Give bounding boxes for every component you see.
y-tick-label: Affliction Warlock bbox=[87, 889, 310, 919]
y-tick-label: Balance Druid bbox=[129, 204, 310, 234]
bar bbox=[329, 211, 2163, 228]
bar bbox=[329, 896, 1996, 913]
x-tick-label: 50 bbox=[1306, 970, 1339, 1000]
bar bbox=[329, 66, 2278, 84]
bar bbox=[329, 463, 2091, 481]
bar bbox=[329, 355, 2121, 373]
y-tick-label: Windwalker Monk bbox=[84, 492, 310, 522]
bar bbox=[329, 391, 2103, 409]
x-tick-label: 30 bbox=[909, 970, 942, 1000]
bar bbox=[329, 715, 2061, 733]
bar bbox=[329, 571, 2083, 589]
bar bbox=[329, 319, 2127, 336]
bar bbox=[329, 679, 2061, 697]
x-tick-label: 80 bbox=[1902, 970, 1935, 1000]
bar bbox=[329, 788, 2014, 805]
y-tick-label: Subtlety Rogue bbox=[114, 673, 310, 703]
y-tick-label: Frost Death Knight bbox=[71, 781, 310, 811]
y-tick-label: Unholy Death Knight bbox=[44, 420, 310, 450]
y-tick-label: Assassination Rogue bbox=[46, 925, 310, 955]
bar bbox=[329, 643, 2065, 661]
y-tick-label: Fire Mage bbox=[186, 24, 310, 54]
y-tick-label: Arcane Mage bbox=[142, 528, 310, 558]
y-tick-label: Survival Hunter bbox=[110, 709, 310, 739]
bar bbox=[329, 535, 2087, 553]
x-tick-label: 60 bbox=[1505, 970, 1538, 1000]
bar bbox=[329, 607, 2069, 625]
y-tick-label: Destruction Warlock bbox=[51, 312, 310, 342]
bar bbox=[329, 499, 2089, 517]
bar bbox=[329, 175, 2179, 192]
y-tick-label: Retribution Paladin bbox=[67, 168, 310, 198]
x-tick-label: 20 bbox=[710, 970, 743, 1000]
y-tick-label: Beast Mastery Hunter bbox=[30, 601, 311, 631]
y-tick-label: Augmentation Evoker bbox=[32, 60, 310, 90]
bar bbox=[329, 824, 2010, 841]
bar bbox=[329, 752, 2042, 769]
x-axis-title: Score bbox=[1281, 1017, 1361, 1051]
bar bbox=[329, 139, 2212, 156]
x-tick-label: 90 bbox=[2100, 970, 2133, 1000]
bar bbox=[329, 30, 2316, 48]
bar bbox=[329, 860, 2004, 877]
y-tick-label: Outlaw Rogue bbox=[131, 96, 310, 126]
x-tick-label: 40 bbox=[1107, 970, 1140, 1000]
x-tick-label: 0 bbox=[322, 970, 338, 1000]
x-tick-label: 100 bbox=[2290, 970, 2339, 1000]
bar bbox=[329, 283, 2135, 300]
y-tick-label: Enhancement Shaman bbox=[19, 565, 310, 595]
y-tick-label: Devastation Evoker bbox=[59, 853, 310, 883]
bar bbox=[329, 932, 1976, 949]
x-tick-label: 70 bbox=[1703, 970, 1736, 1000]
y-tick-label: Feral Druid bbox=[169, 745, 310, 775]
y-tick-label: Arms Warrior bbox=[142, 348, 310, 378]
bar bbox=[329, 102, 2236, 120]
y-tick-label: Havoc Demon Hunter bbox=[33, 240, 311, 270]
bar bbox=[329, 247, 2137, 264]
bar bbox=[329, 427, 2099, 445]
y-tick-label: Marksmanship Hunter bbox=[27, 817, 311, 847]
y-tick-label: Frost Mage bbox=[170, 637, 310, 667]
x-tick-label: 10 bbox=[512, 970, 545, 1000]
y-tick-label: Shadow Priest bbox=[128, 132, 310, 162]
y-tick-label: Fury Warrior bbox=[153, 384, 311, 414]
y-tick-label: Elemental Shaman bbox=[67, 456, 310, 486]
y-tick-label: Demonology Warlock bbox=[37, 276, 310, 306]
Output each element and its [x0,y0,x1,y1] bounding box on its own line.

...

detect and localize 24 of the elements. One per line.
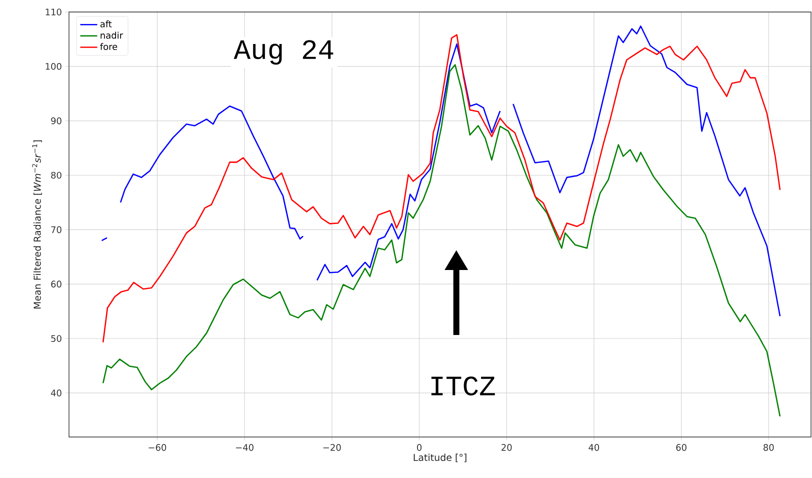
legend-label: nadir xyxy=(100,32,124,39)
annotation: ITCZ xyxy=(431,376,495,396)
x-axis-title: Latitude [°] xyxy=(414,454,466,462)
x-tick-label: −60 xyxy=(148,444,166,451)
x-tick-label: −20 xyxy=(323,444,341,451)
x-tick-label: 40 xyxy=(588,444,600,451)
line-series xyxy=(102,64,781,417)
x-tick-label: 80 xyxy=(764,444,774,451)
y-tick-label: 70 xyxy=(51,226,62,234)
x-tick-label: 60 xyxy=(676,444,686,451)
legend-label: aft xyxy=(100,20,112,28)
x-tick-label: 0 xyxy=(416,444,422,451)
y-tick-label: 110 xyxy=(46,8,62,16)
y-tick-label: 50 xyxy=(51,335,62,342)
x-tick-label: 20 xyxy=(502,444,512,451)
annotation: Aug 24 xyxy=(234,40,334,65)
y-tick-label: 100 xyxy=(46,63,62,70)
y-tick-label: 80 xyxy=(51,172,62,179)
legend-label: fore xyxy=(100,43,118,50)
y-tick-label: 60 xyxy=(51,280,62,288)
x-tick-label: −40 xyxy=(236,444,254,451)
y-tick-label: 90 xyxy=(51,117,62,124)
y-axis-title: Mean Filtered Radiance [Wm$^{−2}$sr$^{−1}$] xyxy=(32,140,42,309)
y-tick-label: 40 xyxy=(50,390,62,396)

==

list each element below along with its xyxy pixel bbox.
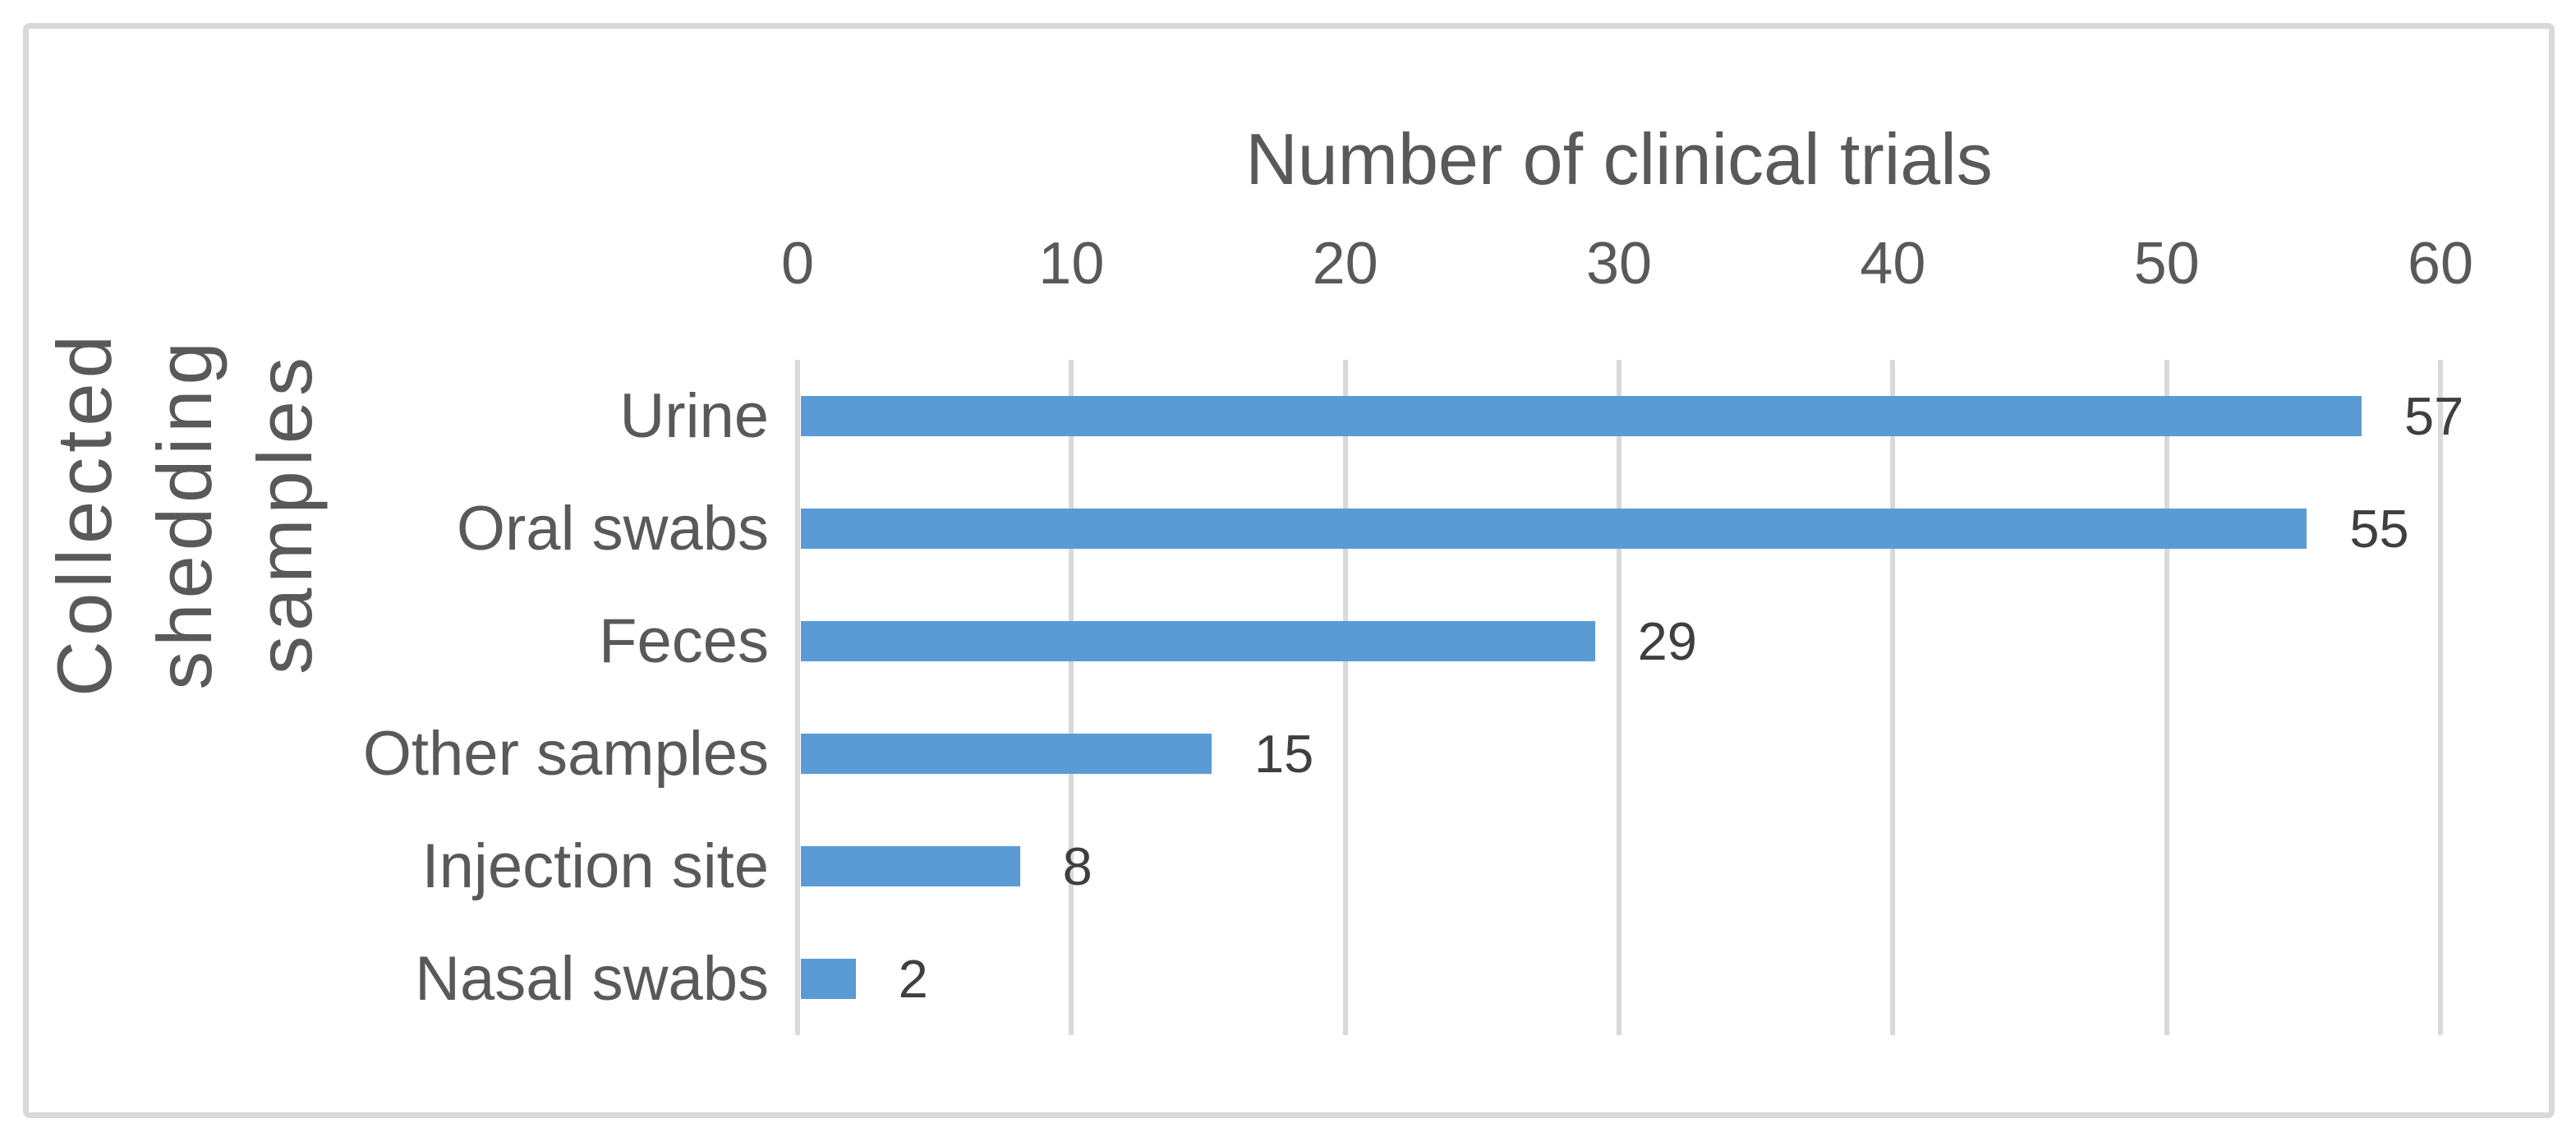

BRIEF:
Please repeat the stretch of the listing from the line containing "Give bounding boxes" through the line containing "bar bbox=[329, 715, 2061, 733]", keeping every line unchanged.

TASK SOLUTION:
Give bounding boxes for every component you see.
y-tick-label: Affliction Warlock bbox=[87, 889, 310, 919]
y-tick-label: Balance Druid bbox=[129, 204, 310, 234]
bar bbox=[329, 211, 2163, 228]
bar bbox=[329, 896, 1996, 913]
x-tick-label: 50 bbox=[1306, 970, 1339, 1000]
bar bbox=[329, 66, 2278, 84]
bar bbox=[329, 463, 2091, 481]
bar bbox=[329, 355, 2121, 373]
y-tick-label: Windwalker Monk bbox=[84, 492, 310, 522]
bar bbox=[329, 391, 2103, 409]
x-tick-label: 30 bbox=[909, 970, 942, 1000]
bar bbox=[329, 715, 2061, 733]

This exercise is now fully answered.